Stored data entries
● ● ● ● ●
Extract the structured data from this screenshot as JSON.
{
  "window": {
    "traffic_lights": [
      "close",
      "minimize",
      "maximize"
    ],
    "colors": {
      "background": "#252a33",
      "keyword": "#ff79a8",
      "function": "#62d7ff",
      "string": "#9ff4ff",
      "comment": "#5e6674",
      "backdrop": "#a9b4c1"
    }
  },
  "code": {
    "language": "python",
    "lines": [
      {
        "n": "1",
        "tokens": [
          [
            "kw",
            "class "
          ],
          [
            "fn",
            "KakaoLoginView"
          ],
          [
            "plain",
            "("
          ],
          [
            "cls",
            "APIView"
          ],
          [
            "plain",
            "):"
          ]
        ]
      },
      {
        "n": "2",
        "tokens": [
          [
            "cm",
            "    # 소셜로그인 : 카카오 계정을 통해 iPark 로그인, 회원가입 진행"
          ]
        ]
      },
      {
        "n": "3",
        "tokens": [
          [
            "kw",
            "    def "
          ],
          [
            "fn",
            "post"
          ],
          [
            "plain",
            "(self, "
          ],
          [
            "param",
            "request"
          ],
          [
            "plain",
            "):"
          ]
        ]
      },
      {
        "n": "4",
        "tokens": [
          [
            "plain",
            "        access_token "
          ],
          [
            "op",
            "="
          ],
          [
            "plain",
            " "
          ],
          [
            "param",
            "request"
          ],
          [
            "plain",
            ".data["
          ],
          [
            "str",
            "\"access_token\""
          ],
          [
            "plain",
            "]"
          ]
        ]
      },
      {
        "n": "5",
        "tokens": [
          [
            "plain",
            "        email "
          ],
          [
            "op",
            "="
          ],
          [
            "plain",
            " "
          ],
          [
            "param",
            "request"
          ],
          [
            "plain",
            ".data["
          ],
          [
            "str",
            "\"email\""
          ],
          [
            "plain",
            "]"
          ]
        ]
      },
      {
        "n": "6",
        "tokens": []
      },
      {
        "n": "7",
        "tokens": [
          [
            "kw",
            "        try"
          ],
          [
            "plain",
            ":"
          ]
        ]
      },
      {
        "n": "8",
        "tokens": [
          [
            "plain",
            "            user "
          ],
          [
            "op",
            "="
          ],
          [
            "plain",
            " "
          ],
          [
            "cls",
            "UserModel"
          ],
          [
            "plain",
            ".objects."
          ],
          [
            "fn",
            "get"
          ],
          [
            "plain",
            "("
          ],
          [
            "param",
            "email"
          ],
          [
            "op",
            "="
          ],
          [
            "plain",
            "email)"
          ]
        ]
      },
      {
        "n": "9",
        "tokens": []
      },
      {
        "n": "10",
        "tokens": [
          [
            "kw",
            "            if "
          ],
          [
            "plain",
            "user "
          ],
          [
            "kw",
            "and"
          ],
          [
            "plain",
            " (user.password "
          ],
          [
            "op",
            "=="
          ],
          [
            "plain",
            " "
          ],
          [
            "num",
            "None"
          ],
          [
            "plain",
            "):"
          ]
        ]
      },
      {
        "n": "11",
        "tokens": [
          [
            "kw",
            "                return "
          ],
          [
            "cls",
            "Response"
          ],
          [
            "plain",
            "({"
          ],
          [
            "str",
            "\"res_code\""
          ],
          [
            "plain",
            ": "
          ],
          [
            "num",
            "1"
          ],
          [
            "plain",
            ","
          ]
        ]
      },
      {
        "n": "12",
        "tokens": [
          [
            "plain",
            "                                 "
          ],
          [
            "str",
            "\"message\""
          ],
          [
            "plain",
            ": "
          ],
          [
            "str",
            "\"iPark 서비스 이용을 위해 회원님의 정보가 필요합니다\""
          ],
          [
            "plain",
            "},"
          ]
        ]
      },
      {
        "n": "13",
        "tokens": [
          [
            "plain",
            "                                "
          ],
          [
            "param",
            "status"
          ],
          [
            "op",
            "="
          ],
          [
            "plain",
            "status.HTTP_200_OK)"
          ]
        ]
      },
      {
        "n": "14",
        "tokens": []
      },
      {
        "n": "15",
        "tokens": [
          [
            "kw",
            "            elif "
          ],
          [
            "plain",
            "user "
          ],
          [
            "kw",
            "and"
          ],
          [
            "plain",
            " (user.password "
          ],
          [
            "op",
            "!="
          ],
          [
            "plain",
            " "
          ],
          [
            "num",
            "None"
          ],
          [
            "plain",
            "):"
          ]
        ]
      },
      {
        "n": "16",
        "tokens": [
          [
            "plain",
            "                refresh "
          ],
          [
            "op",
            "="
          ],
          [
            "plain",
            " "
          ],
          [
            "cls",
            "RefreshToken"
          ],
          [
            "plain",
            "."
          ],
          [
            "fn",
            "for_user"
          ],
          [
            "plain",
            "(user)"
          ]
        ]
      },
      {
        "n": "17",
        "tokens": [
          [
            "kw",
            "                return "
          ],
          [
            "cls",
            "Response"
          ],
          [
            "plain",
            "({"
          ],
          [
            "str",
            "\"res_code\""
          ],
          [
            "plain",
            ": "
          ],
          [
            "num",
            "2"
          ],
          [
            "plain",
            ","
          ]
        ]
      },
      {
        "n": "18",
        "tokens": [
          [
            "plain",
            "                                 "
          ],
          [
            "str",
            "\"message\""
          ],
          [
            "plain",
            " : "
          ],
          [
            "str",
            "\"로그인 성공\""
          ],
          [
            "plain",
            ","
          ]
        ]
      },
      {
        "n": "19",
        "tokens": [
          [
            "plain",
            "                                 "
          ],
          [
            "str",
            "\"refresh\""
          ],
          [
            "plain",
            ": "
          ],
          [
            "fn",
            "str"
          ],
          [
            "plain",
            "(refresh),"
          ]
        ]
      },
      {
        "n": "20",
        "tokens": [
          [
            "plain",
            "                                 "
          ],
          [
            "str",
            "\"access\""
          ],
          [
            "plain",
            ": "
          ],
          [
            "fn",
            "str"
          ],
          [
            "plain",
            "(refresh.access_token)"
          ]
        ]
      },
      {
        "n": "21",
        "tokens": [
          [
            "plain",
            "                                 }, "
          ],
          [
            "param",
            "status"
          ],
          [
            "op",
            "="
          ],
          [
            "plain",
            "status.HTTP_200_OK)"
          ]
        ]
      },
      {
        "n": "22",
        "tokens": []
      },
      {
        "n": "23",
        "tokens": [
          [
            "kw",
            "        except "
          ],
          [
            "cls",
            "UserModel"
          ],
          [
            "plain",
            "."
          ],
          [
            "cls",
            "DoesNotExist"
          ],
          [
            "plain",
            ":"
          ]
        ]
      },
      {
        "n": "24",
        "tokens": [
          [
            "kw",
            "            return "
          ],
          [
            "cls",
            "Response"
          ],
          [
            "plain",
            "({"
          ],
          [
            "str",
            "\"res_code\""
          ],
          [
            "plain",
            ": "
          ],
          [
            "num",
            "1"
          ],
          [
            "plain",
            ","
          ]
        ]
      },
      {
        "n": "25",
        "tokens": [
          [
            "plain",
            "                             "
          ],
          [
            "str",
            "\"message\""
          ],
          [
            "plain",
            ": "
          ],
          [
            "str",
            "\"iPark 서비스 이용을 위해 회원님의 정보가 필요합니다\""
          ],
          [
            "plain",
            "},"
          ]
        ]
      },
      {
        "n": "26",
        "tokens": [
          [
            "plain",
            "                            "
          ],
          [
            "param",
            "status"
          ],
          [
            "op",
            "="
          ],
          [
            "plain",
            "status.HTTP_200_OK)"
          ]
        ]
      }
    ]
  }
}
● ● ● ● ●
(WHAT IS EXPECTED): Nothing should be changed: write out all of the data as is.

(THE SOLUTION):
Extract the structured data from this screenshot as JSON.
{
  "window": {
    "traffic_lights": [
      "close",
      "minimize",
      "maximize"
    ],
    "colors": {
      "background": "#252a33",
      "keyword": "#ff79a8",
      "function": "#62d7ff",
      "string": "#9ff4ff",
      "comment": "#5e6674",
      "backdrop": "#a9b4c1"
    }
  },
  "code": {
    "language": "python",
    "lines": [
      {
        "n": "1",
        "tokens": [
          [
            "kw",
            "class "
          ],
          [
            "fn",
            "KakaoLoginView"
          ],
          [
            "plain",
            "("
          ],
          [
            "cls",
            "APIView"
          ],
          [
            "plain",
            "):"
          ]
        ]
      },
      {
        "n": "2",
        "tokens": [
          [
            "cm",
            "    # 소셜로그인 : 카카오 계정을 통해 iPark 로그인, 회원가입 진행"
          ]
        ]
      },
      {
        "n": "3",
        "tokens": [
          [
            "kw",
            "    def "
          ],
          [
            "fn",
            "post"
          ],
          [
            "plain",
            "(self, "
          ],
          [
            "param",
            "request"
          ],
          [
            "plain",
            "):"
          ]
        ]
      },
      {
        "n": "4",
        "tokens": [
          [
            "plain",
            "        access_token "
          ],
          [
            "op",
            "="
          ],
          [
            "plain",
            " "
          ],
          [
            "param",
            "request"
          ],
          [
            "plain",
            ".data["
          ],
          [
            "str",
            "\"access_token\""
          ],
          [
            "plain",
            "]"
          ]
        ]
      },
      {
        "n": "5",
        "tokens": [
          [
            "plain",
            "        email "
          ],
          [
            "op",
            "="
          ],
          [
            "plain",
            " "
          ],
          [
            "param",
            "request"
          ],
          [
            "plain",
            ".data["
          ],
          [
            "str",
            "\"email\""
          ],
          [
            "plain",
            "]"
          ]
        ]
      },
      {
        "n": "6",
        "tokens": []
      },
      {
        "n": "7",
        "tokens": [
          [
            "kw",
            "        try"
          ],
          [
            "plain",
            ":"
          ]
        ]
      },
      {
        "n": "8",
        "tokens": [
          [
            "plain",
            "            user "
          ],
          [
            "op",
            "="
          ],
          [
            "plain",
            " "
          ],
          [
            "cls",
            "UserModel"
          ],
          [
            "plain",
            ".objects."
          ],
          [
            "fn",
            "get"
          ],
          [
            "plain",
            "("
          ],
          [
            "param",
            "email"
          ],
          [
            "op",
            "="
          ],
          [
            "plain",
            "email)"
          ]
        ]
      },
      {
        "n": "9",
        "tokens": []
      },
      {
        "n": "10",
        "tokens": [
          [
            "kw",
            "            if "
          ],
          [
            "plain",
            "user "
          ],
          [
            "kw",
            "and"
          ],
          [
            "plain",
            " (user.password "
          ],
          [
            "op",
            "=="
          ],
          [
            "plain",
            " "
          ],
          [
            "num",
            "None"
          ],
          [
            "plain",
            "):"
          ]
        ]
      },
      {
        "n": "11",
        "tokens": [
          [
            "kw",
            "                return "
          ],
          [
            "cls",
            "Response"
          ],
          [
            "plain",
            "({"
          ],
          [
            "str",
            "\"res_code\""
          ],
          [
            "plain",
            ": "
          ],
          [
            "num",
            "1"
          ],
          [
            "plain",
            ","
          ]
        ]
      },
      {
        "n": "12",
        "tokens": [
          [
            "plain",
            "                                 "
          ],
          [
            "str",
            "\"message\""
          ],
          [
            "plain",
            ": "
          ],
          [
            "str",
            "\"iPark 서비스 이용을 위해 회원님의 정보가 필요합니다\""
          ],
          [
            "plain",
            "},"
          ]
        ]
      },
      {
        "n": "13",
        "tokens": [
          [
            "plain",
            "                                "
          ],
          [
            "param",
            "status"
          ],
          [
            "op",
            "="
          ],
          [
            "plain",
            "status.HTTP_200_OK)"
          ]
        ]
      },
      {
        "n": "14",
        "tokens": []
      },
      {
        "n": "15",
        "tokens": [
          [
            "kw",
            "            elif "
          ],
          [
            "plain",
            "user "
          ],
          [
            "kw",
            "and"
          ],
          [
            "plain",
            " (user.password "
          ],
          [
            "op",
            "!="
          ],
          [
            "plain",
            " "
          ],
          [
            "num",
            "None"
          ],
          [
            "plain",
            "):"
          ]
        ]
      },
      {
        "n": "16",
        "tokens": [
          [
            "plain",
            "                refresh "
          ],
          [
            "op",
            "="
          ],
          [
            "plain",
            " "
          ],
          [
            "cls",
            "RefreshToken"
          ],
          [
            "plain",
            "."
          ],
          [
            "fn",
            "for_user"
          ],
          [
            "plain",
            "(user)"
          ]
        ]
      },
      {
        "n": "17",
        "tokens": [
          [
            "kw",
            "                return "
          ],
          [
            "cls",
            "Response"
          ],
          [
            "plain",
            "({"
          ],
          [
            "str",
            "\"res_code\""
          ],
          [
            "plain",
            ": "
          ],
          [
            "num",
            "2"
          ],
          [
            "plain",
            ","
          ]
        ]
      },
      {
        "n": "18",
        "tokens": [
          [
            "plain",
            "                                 "
          ],
          [
            "str",
            "\"message\""
          ],
          [
            "plain",
            " : "
          ],
          [
            "str",
            "\"로그인 성공\""
          ],
          [
            "plain",
            ","
          ]
        ]
      },
      {
        "n": "19",
        "tokens": [
          [
            "plain",
            "                                 "
          ],
          [
            "str",
            "\"refresh\""
          ],
          [
            "plain",
            ": "
          ],
          [
            "fn",
            "str"
          ],
          [
            "plain",
            "(refresh),"
          ]
        ]
      },
      {
        "n": "20",
        "tokens": [
          [
            "plain",
            "                                 "
          ],
          [
            "str",
            "\"access\""
          ],
          [
            "plain",
            ": "
          ],
          [
            "fn",
            "str"
          ],
          [
            "plain",
            "(refresh.access_token)"
          ]
        ]
      },
      {
        "n": "21",
        "tokens": [
          [
            "plain",
            "                                 }, "
          ],
          [
            "param",
            "status"
          ],
          [
            "op",
            "="
          ],
          [
            "plain",
            "status.HTTP_200_OK)"
          ]
        ]
      },
      {
        "n": "22",
        "tokens": []
      },
      {
        "n": "23",
        "tokens": [
          [
            "kw",
            "        except "
          ],
          [
            "cls",
            "UserModel"
          ],
          [
            "plain",
            "."
          ],
          [
            "cls",
            "DoesNotExist"
          ],
          [
            "plain",
            ":"
          ]
        ]
      },
      {
        "n": "24",
        "tokens": [
          [
            "kw",
            "            return "
          ],
          [
            "cls",
            "Response"
          ],
          [
            "plain",
            "({"
          ],
          [
            "str",
            "\"res_code\""
          ],
          [
            "plain",
            ": "
          ],
          [
            "num",
            "1"
          ],
          [
            "plain",
            ","
          ]
        ]
      },
      {
        "n": "25",
        "tokens": [
          [
            "plain",
            "                             "
          ],
          [
            "str",
            "\"message\""
          ],
          [
            "plain",
            ": "
          ],
          [
            "str",
            "\"iPark 서비스 이용을 위해 회원님의 정보가 필요합니다\""
          ],
          [
            "plain",
            "},"
          ]
        ]
      },
      {
        "n": "26",
        "tokens": [
          [
            "plain",
            "                            "
          ],
          [
            "param",
            "status"
          ],
          [
            "op",
            "="
          ],
          [
            "plain",
            "status.HTTP_200_OK)"
          ]
        ]
      }
    ]
  }
}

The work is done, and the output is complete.